Instrucciones
En la crónica sobre Podemos, ¿quién pidió derecho de réplica y dejó maltrecho al vicepresidente segundo?

Texto para analizar
╔══

CRÓNICA PERSONAL

Pilar Cernuda

Periodista y escritora. Analista política


La débil fortaleza de Podemos

24/10/2020

Pablo Iglesias no sale bien parado de la moción de censura. A su público, en términos generales, le gustó la idea de poner a cuatro portavoces mujeres para responder a Santiago Abascal, al que consideran el símbolo del machismo exacerbado. El que falló fue Pablo Iglesias, empeñado en intervenir en un debate que ni le iba ni le venía, y en el que demostró que de estrategia política sabe lo justo. Tanto, que ni siquiera prestó atención a algo tan elemental como cuidar las alusiones, sobre todo cuando fueron a un Pablo Casado que pidió derecho de réplica y dejó maltrecho al vicepresidente segundo. Cuánto mejor le habría ido si se limitara a hacer lo que correspondía, defender al gobierno ante la moción de censura y poner todo su empeño en criticar las políticas de Vox.

╚══

Datos de origen

╔══

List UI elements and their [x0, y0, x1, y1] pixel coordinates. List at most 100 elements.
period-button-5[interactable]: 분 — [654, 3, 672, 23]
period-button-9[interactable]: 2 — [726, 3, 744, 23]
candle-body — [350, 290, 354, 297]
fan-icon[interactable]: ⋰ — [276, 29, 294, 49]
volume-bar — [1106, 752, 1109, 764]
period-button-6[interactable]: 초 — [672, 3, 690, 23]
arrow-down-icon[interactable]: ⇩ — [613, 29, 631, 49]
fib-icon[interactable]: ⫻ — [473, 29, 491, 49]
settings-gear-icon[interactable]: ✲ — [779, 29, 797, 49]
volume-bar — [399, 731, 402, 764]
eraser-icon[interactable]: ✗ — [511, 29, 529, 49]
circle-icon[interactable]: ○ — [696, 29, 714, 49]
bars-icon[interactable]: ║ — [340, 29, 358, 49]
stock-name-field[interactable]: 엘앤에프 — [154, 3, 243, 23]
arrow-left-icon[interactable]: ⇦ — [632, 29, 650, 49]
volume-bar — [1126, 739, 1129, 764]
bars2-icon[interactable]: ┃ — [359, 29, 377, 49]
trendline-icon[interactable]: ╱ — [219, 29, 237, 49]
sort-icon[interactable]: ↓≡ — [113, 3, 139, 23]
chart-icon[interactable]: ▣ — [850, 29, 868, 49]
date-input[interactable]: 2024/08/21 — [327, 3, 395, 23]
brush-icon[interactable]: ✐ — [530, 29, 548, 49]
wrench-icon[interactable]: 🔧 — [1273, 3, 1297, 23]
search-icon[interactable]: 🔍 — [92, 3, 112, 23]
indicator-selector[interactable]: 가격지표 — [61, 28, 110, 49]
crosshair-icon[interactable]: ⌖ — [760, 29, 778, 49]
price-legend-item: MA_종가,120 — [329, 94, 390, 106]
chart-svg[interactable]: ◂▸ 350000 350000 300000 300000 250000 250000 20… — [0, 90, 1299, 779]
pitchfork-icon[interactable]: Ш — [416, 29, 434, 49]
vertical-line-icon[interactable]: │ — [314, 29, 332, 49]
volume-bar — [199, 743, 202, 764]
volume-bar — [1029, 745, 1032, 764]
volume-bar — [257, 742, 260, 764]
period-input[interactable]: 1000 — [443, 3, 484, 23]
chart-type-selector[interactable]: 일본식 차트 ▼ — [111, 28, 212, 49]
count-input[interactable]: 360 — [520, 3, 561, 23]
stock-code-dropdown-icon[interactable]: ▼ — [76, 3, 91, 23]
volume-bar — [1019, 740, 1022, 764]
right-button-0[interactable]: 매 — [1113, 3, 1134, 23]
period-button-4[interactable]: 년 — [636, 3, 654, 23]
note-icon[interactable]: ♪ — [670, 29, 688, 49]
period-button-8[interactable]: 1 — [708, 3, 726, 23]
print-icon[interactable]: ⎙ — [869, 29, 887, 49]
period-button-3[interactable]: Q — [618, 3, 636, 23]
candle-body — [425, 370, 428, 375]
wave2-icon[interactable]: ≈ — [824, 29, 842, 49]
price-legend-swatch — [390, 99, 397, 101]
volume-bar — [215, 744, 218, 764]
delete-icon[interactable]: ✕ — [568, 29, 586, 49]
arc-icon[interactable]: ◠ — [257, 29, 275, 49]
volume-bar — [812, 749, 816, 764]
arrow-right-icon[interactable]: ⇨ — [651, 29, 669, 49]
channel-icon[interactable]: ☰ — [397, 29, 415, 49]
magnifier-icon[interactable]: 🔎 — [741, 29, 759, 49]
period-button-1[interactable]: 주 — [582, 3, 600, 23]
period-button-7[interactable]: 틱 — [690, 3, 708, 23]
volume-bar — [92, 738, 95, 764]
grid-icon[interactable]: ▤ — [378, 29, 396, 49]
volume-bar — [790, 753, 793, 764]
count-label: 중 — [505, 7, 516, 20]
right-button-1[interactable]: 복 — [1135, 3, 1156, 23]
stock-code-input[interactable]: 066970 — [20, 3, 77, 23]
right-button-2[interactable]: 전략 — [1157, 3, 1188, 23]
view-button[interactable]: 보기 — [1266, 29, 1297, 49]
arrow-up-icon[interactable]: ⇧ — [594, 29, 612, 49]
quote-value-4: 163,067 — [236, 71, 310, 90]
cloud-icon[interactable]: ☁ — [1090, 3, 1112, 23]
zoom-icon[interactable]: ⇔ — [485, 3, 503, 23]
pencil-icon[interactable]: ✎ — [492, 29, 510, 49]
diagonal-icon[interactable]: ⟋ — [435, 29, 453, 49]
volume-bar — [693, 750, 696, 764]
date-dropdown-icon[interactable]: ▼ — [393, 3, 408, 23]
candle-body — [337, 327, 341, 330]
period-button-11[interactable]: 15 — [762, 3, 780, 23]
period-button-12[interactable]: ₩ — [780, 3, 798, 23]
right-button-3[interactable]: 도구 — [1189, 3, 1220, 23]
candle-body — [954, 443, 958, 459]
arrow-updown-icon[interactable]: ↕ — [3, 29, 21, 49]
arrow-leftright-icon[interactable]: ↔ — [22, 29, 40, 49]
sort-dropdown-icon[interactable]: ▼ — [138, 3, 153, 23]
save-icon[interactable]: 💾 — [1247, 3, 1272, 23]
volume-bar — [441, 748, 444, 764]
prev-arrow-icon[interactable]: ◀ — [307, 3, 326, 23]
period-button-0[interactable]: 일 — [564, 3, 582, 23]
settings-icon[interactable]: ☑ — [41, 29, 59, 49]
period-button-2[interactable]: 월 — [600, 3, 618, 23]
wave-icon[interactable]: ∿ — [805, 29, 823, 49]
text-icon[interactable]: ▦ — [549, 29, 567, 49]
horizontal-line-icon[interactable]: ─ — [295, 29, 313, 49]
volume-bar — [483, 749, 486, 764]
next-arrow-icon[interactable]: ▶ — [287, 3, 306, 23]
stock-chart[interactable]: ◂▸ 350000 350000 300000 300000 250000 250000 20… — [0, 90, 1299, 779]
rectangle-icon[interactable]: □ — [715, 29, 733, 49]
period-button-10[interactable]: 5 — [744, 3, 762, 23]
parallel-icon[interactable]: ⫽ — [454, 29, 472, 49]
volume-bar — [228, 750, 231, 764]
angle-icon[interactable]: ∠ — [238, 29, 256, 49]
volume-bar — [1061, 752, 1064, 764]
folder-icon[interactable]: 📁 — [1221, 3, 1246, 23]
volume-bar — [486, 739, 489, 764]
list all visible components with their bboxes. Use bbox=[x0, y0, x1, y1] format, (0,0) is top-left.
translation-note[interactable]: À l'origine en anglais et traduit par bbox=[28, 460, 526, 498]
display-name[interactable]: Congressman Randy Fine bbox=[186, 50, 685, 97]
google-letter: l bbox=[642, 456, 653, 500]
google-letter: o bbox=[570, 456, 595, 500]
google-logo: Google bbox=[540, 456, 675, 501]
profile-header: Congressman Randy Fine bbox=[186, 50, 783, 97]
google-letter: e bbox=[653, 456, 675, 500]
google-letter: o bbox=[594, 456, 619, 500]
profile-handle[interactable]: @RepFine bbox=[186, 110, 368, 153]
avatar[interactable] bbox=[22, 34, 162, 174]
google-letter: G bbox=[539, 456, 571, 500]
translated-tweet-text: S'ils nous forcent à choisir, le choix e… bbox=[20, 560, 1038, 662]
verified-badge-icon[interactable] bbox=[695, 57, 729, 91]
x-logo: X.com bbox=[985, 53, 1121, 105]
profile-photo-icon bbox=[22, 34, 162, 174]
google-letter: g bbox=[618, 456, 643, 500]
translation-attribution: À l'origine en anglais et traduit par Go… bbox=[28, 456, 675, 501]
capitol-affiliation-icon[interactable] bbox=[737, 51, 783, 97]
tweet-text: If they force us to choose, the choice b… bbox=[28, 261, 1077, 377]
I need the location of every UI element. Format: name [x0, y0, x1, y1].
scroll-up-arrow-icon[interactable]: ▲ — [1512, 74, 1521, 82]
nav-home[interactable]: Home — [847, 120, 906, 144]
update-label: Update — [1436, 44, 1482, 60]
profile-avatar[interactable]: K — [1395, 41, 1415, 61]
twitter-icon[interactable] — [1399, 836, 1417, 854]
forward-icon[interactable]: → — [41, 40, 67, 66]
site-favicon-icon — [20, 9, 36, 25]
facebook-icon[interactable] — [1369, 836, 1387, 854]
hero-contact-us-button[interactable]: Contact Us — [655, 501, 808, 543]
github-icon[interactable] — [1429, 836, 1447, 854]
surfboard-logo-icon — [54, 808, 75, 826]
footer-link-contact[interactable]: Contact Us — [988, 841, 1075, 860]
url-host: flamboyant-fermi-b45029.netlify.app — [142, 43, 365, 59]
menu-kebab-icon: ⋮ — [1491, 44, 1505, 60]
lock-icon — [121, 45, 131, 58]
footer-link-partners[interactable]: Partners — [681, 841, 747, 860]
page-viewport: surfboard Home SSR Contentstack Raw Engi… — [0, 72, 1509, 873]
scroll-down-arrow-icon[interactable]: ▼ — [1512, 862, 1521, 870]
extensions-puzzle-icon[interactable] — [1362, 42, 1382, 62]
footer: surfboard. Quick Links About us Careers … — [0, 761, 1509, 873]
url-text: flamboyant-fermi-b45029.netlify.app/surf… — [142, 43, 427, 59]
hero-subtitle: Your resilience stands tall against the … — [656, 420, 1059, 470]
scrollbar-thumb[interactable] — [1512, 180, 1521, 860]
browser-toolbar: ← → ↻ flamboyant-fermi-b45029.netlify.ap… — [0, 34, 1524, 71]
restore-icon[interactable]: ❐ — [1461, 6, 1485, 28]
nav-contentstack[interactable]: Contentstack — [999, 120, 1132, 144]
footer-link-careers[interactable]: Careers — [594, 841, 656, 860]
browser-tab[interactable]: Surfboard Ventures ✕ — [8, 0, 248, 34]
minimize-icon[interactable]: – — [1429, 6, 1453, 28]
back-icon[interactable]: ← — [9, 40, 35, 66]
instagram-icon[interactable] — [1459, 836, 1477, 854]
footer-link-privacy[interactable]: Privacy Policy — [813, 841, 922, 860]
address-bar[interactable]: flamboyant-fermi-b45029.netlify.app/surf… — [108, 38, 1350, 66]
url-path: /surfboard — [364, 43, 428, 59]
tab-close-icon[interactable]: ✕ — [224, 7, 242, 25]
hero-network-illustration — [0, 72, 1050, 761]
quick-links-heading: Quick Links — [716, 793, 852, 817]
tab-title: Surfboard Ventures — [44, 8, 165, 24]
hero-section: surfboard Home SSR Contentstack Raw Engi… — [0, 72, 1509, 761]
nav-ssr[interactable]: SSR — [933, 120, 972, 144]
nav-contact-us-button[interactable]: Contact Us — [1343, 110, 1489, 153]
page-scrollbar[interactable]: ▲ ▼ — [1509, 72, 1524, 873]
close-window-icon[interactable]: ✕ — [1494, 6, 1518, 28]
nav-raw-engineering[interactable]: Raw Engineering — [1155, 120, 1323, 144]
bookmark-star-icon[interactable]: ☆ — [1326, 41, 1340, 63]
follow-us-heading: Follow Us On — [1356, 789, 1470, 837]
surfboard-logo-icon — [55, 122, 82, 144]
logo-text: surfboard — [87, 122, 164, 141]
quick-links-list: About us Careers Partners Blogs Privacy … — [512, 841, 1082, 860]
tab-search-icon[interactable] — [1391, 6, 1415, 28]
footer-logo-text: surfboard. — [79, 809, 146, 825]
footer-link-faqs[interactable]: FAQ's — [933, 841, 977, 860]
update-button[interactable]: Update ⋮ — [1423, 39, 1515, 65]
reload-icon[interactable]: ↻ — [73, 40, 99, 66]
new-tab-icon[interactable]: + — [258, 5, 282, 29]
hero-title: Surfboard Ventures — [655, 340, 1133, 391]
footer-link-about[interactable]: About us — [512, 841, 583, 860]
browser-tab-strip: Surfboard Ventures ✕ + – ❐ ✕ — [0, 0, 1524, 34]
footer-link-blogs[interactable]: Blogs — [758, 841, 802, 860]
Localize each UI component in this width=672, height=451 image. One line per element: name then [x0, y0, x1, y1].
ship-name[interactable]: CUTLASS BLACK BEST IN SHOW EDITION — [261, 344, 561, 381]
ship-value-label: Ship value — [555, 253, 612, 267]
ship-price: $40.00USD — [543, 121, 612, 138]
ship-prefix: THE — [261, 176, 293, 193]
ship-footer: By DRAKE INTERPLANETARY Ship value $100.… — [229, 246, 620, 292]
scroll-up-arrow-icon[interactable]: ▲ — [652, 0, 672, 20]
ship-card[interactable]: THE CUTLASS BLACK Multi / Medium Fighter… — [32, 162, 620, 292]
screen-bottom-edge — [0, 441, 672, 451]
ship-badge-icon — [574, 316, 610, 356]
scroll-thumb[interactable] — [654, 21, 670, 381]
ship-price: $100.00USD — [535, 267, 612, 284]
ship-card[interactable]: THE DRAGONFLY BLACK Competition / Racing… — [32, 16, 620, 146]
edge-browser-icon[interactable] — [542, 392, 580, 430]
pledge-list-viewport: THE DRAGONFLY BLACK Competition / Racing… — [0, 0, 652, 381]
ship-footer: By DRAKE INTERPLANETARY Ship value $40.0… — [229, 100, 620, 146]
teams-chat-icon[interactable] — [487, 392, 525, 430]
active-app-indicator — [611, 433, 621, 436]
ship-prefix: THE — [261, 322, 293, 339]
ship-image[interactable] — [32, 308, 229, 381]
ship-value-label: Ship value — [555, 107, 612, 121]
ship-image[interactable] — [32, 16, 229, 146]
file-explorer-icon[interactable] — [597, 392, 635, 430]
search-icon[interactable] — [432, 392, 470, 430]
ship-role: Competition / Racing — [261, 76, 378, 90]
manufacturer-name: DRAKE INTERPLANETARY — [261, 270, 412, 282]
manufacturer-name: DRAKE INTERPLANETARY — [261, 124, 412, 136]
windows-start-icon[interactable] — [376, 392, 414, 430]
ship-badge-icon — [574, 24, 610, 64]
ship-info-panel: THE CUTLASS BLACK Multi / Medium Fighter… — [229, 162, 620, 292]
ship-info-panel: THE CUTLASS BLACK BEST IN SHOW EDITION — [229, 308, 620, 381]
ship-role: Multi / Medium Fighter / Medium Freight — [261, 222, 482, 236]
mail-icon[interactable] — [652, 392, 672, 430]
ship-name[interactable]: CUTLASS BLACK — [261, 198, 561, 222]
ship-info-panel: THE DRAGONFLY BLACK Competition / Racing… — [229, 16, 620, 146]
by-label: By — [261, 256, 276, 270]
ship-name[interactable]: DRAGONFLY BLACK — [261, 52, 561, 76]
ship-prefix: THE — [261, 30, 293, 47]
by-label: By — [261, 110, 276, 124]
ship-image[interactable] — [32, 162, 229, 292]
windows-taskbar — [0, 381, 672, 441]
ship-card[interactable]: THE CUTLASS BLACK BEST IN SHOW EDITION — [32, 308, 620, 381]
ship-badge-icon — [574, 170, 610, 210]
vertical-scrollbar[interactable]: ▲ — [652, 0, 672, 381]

╚══

Respuesta
Pablo Casado.